_Data for the task_
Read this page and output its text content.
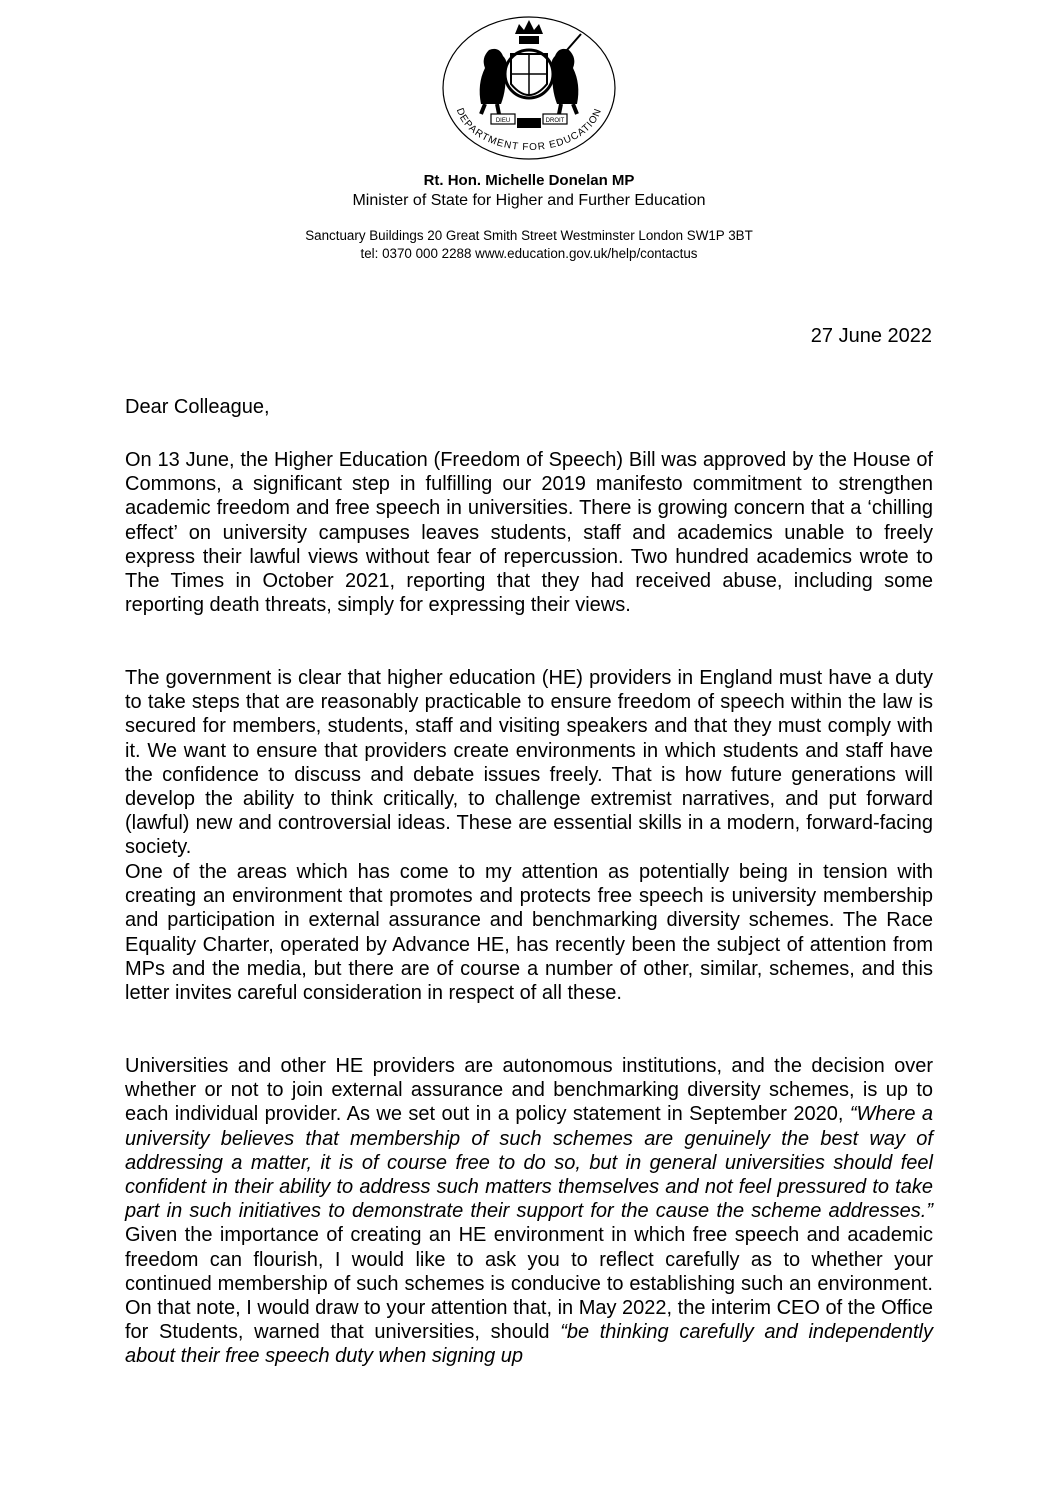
DIEU	DROIT
DEPARTMENT FOR EDUCATION
Rt. Hon. Michelle Donelan MP
Minister of State for Higher and Further Education
Sanctuary Buildings 20 Great Smith Street Westminster London SW1P 3BT
tel: 0370 000 2288 www.education.gov.uk/help/contactus
27 June 2022
Dear Colleague,

On 13 June, the Higher Education (Freedom of Speech) Bill was approved by the House of Commons, a significant step in fulfilling our 2019 manifesto commitment to strengthen academic freedom and free speech in universities. There is growing concern that a ‘chilling effect’ on university campuses leaves students, staff and academics unable to freely express their lawful views without fear of repercussion. Two hundred academics wrote to The Times in October 2021, reporting that they had received abuse, including some reporting death threats, simply for expressing their views.

The government is clear that higher education (HE) providers in England must have a duty to take steps that are reasonably practicable to ensure freedom of speech within the law is secured for members, students, staff and visiting speakers and that they must comply with it. We want to ensure that providers create environments in which students and staff have the confidence to discuss and debate issues freely. That is how future generations will develop the ability to think critically, to challenge extremist narratives, and put forward (lawful) new and controversial ideas. These are essential skills in a modern, forward-facing society.

One of the areas which has come to my attention as potentially being in tension with creating an environment that promotes and protects free speech is university membership and participation in external assurance and benchmarking diversity schemes. The Race Equality Charter, operated by Advance HE, has recently been the subject of attention from MPs and the media, but there are of course a number of other, similar, schemes, and this letter invites careful consideration in respect of all these.

Universities and other HE providers are autonomous institutions, and the decision over whether or not to join external assurance and benchmarking diversity schemes, is up to each individual provider. As we set out in a policy statement in September 2020, “Where a university believes that membership of such schemes are genuinely the best way of addressing a matter, it is of course free to do so, but in general universities should feel confident in their ability to address such matters themselves and not feel pressured to take part in such initiatives to demonstrate their support for the cause the scheme addresses.” Given the importance of creating an HE environment in which free speech and academic freedom can flourish, I would like to ask you to reflect carefully as to whether your continued membership of such schemes is conducive to establishing such an environment. On that note, I would draw to your attention that, in May 2022, the interim CEO of the Office for Students, warned that universities, should “be thinking carefully and independently about their free speech duty when signing up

_Exercise instructions_
Copy each line of the records above that carries the word "course".

_Solution_
One of the areas which has come to my attention as potentially being in tension with creating an environment that promotes and protects free speech is university membership and participation in external assurance and benchmarking diversity schemes. The Race Equality Charter, operated by Advance HE, has recently been the subject of attention from MPs and the media, but there are of course a number of other, similar, schemes, and this letter invites careful consideration in respect of all these.
Universities and other HE providers are autonomous institutions, and the decision over whether or not to join external assurance and benchmarking diversity schemes, is up to each individual provider. As we set out in a policy statement in September 2020, “Where a university believes that membership of such schemes are genuinely the best way of addressing a matter, it is of course free to do so, but in general universities should feel confident in their ability to address such matters themselves and not feel pressured to take part in such initiatives to demonstrate their support for the cause the scheme addresses.” Given the importance of creating an HE environment in which free speech and academic freedom can flourish, I would like to ask you to reflect carefully as to whether your continued membership of such schemes is conducive to establishing such an environment. On that note, I would draw to your attention that, in May 2022, the interim CEO of the Office for Students, warned that universities, should “be thinking carefully and independently about their free speech duty when signing up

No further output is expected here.